#### SOURCE MATERIAL ####

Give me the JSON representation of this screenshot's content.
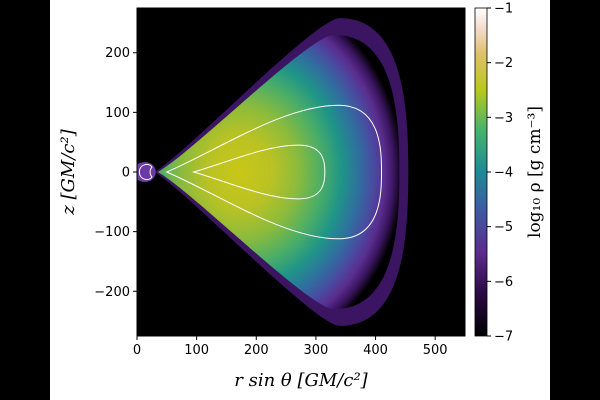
{
  "chart_data": {
    "type": "heatmap",
    "title": "",
    "xlabel": "r sin θ [GM/c²]",
    "ylabel": "z [GM/c²]",
    "xlim": [
      0,
      550
    ],
    "ylim": [
      -275,
      275
    ],
    "xticks": [
      "0",
      "100",
      "200",
      "300",
      "400",
      "500"
    ],
    "yticks": [
      "200",
      "100",
      "0",
      "−100",
      "−200"
    ],
    "colorbar": {
      "label": "log₁₀ ρ [g cm⁻³]",
      "range": [
        -7,
        -1
      ],
      "ticks": [
        "−1",
        "−2",
        "−3",
        "−4",
        "−5",
        "−6",
        "−7"
      ],
      "colormap": "gist_earth-like: black → purple → blue → teal → green → yellow → white"
    },
    "structure": {
      "torus_center": [
        200,
        0
      ],
      "torus_outer_edge_r": 410,
      "torus_max_height_z": 220,
      "inner_edge_r": 35,
      "contours": [
        {
          "level": -2.7,
          "extent_r": [
            95,
            315
          ],
          "extent_z": [
            -45,
            45
          ]
        },
        {
          "level": -3.3,
          "extent_r": [
            50,
            410
          ],
          "extent_z": [
            -112,
            112
          ]
        }
      ],
      "inner_blob_r": 12
    },
    "background_color": "#000000"
  }
}
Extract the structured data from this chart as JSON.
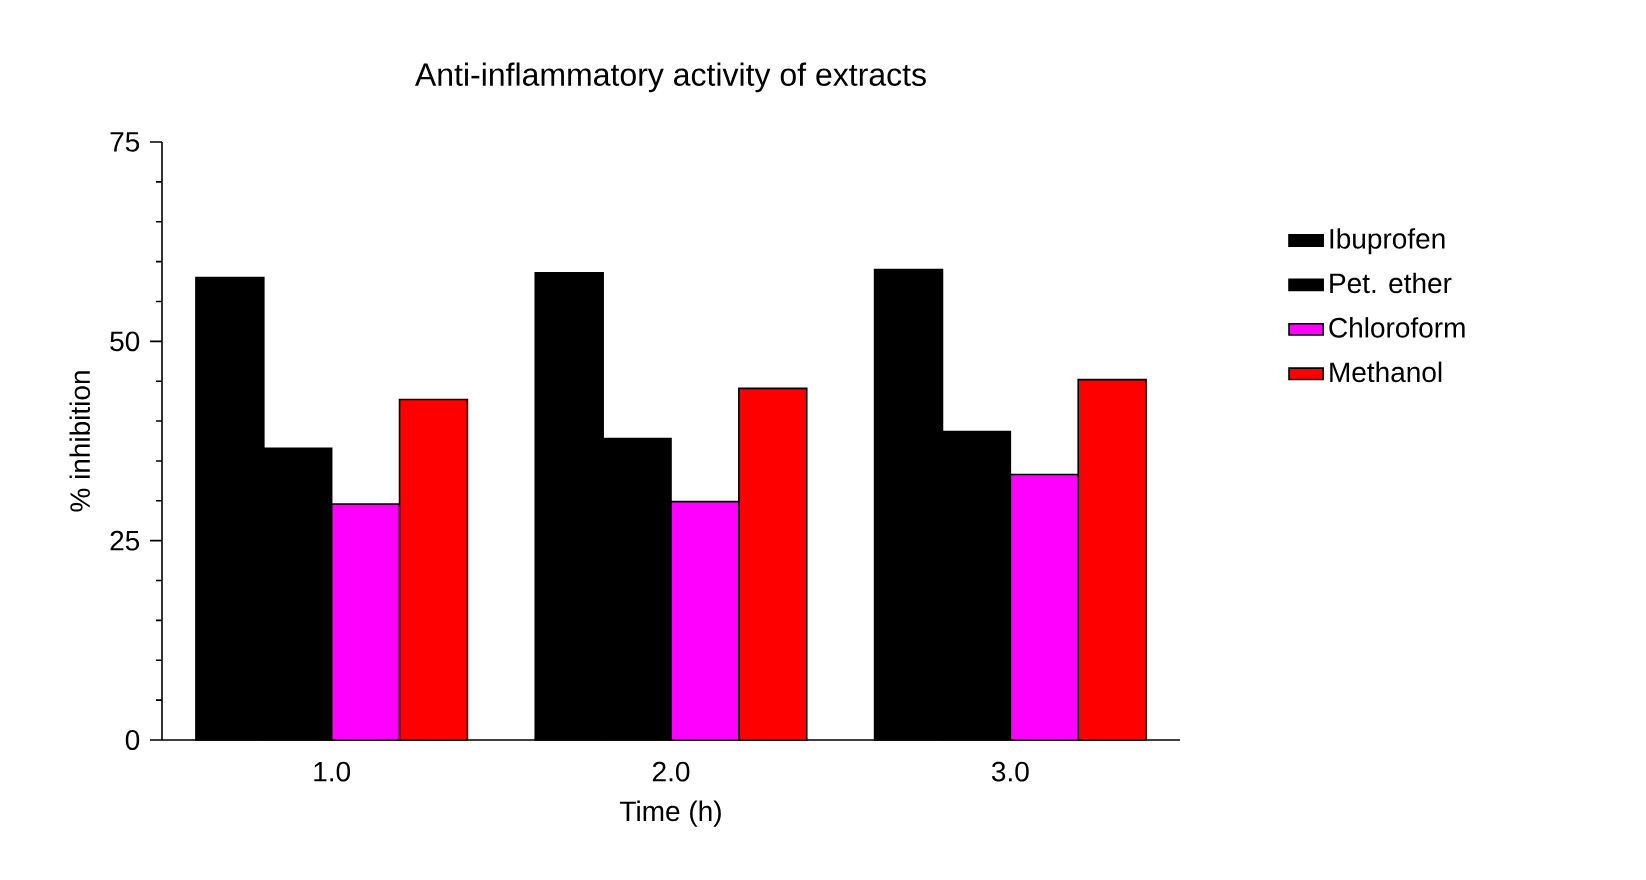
{
  "chart_data": {
    "type": "bar",
    "title": "Anti-inflammatory activity of extracts",
    "xlabel": "Time (h)",
    "ylabel": "% inhibition",
    "categories": [
      "1.0",
      "2.0",
      "3.0"
    ],
    "series": [
      {
        "name": "Ibuprofen",
        "color": "#000000",
        "values": [
          58.0,
          58.6,
          59.0
        ]
      },
      {
        "name": "Pet. ether",
        "color": "#000000",
        "values": [
          36.6,
          37.8,
          38.7
        ]
      },
      {
        "name": "Chloroform",
        "color": "#ff00ff",
        "values": [
          29.6,
          29.9,
          33.3
        ]
      },
      {
        "name": "Methanol",
        "color": "#ff0000",
        "values": [
          42.7,
          44.1,
          45.2
        ]
      }
    ],
    "ylim": [
      0,
      75
    ],
    "yticks": [
      0,
      25,
      50,
      75
    ],
    "grid": false,
    "legend": "right"
  }
}
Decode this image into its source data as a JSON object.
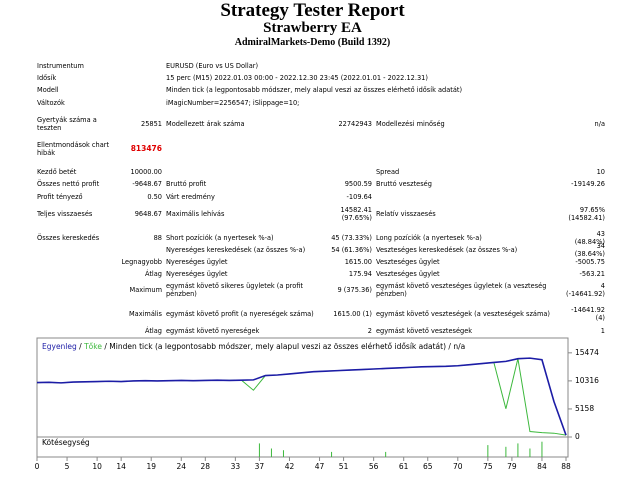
{
  "header": {
    "title": "Strategy Tester Report",
    "subtitle": "Strawberry EA",
    "server": "AdmiralMarkets-Demo (Build 1392)"
  },
  "table": {
    "rows": [
      [
        "Instrumentum",
        null,
        "EURUSD (Euro vs US Dollar)",
        null,
        null,
        null
      ],
      [
        "Idősík",
        null,
        "15 perc (M15) 2022.01.03 00:00 - 2022.12.30 23:45 (2022.01.01 - 2022.12.31)",
        null,
        null,
        null
      ],
      [
        "Modell",
        null,
        "Minden tick (a legpontosabb módszer, mely alapul veszi az összes elérhető idősík adatát)",
        null,
        null,
        null
      ],
      [
        "Változók",
        null,
        "iMagicNumber=2256547; iSlippage=10;",
        null,
        null,
        null
      ],
      [
        "Gyertyák száma a teszten",
        "25851",
        "Modellezett árak száma",
        "22742943",
        "Modellezési minőség",
        "n/a"
      ],
      [
        "Ellentmondások chart hibák",
        "813476",
        null,
        null,
        null,
        null
      ],
      [
        "Kezdő betét",
        "10000.00",
        null,
        null,
        "Spread",
        "10"
      ],
      [
        "Összes nettó profit",
        "-9648.67",
        "Bruttó profit",
        "9500.59",
        "Bruttó veszteség",
        "-19149.26"
      ],
      [
        "Profit tényező",
        "0.50",
        "Várt eredmény",
        "-109.64",
        null,
        null
      ],
      [
        "Teljes visszaesés",
        "9648.67",
        "Maximális lehívás",
        "14582.41 (97.65%)",
        "Relatív visszaesés",
        "97.65% (14582.41)"
      ],
      [
        "Összes kereskedés",
        "88",
        "Short pozíciók (a nyertesek %-a)",
        "45 (73.33%)",
        "Long pozíciók (a nyertesek %-a)",
        "43 (48.84%)"
      ],
      [
        null,
        null,
        "Nyereséges kereskedések (az összes %-a)",
        "54 (61.36%)",
        "Veszteséges kereskedések (az összes %-a)",
        "34 (38.64%)"
      ],
      [
        null,
        "Legnagyobb",
        "Nyereséges ügylet",
        "1615.00",
        "Veszteséges ügylet",
        "-5005.75"
      ],
      [
        null,
        "Átlag",
        "Nyereséges ügylet",
        "175.94",
        "Veszteséges ügylet",
        "-563.21"
      ],
      [
        null,
        "Maximum",
        "egymást követő sikeres ügyletek (a profit pénzben)",
        "9 (375.36)",
        "egymást követő veszteséges ügyletek (a veszteség pénzben)",
        "4 (-14641.92)"
      ],
      [
        null,
        "Maximális",
        "egymást követő profit (a nyereségek száma)",
        "1615.00 (1)",
        "egymást követő veszteségek (a veszteségek száma)",
        "-14641.92 (4)"
      ],
      [
        null,
        "Átlag",
        "egymást követő nyereségek",
        "2",
        "egymást követő veszteségek",
        "1"
      ]
    ]
  },
  "chart_data": {
    "type": "line",
    "separator": "/",
    "subtitle": "Minden tick (a legpontosabb módszer, mely alapul veszi az összes elérhető idősík adatát)",
    "quality": "n/a",
    "x": [
      0,
      2,
      4,
      6,
      8,
      10,
      12,
      14,
      16,
      18,
      20,
      22,
      24,
      26,
      28,
      30,
      32,
      34,
      36,
      38,
      40,
      42,
      44,
      46,
      48,
      50,
      52,
      54,
      56,
      58,
      60,
      62,
      64,
      66,
      68,
      70,
      72,
      74,
      76,
      78,
      80,
      82,
      84,
      86,
      88
    ],
    "series": [
      {
        "name": "Egyenleg",
        "color": "#1c1ca6",
        "values": [
          10000,
          10050,
          9950,
          10100,
          10150,
          10200,
          10250,
          10200,
          10300,
          10350,
          10300,
          10350,
          10400,
          10350,
          10400,
          10450,
          10400,
          10450,
          10500,
          11300,
          11400,
          11600,
          11800,
          12000,
          12100,
          12200,
          12300,
          12400,
          12500,
          12600,
          12700,
          12800,
          12900,
          12950,
          13000,
          13100,
          13300,
          13500,
          13700,
          13900,
          14400,
          14500,
          14200,
          6500,
          351
        ]
      },
      {
        "name": "Tőke",
        "color": "#3cb83c",
        "values": [
          10000,
          10050,
          9950,
          10100,
          10150,
          10200,
          10250,
          10200,
          10300,
          10350,
          10300,
          10350,
          10400,
          10350,
          10400,
          10450,
          10400,
          10450,
          8600,
          11300,
          11400,
          11600,
          11800,
          12000,
          12100,
          12200,
          12300,
          12400,
          12500,
          12600,
          12700,
          12800,
          12900,
          12950,
          13000,
          13100,
          13300,
          13500,
          13700,
          5200,
          14400,
          1000,
          800,
          700,
          351
        ]
      }
    ],
    "xlim": [
      0,
      88
    ],
    "xticks": [
      0,
      5,
      10,
      14,
      19,
      24,
      28,
      33,
      37,
      42,
      47,
      51,
      56,
      61,
      65,
      70,
      75,
      79,
      84,
      88
    ],
    "ylim": [
      0,
      18200
    ],
    "yticks": [
      15474,
      10316,
      5158,
      0
    ],
    "volume": {
      "name": "Kötésegység",
      "color": "#3cb83c",
      "x": [
        37,
        39,
        41,
        49,
        58,
        75,
        78,
        80,
        82,
        84
      ],
      "values": [
        0.8,
        0.5,
        0.4,
        0.3,
        0.3,
        0.7,
        0.6,
        0.8,
        0.5,
        0.9
      ],
      "vlim": [
        0,
        1
      ]
    }
  }
}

####

■ JOB
Copy each line of the data that contains the word "követő".

■ THE RESULT
        "egymást követő sikeres ügyletek (a profit pénzben)",
        "egymást követő veszteséges ügyletek (a veszteség pénzben)",
        "egymást követő profit (a nyereségek száma)",
        "egymást követő veszteségek (a veszteségek száma)",
        "egymást követő nyereségek",
        "egymást követő veszteségek",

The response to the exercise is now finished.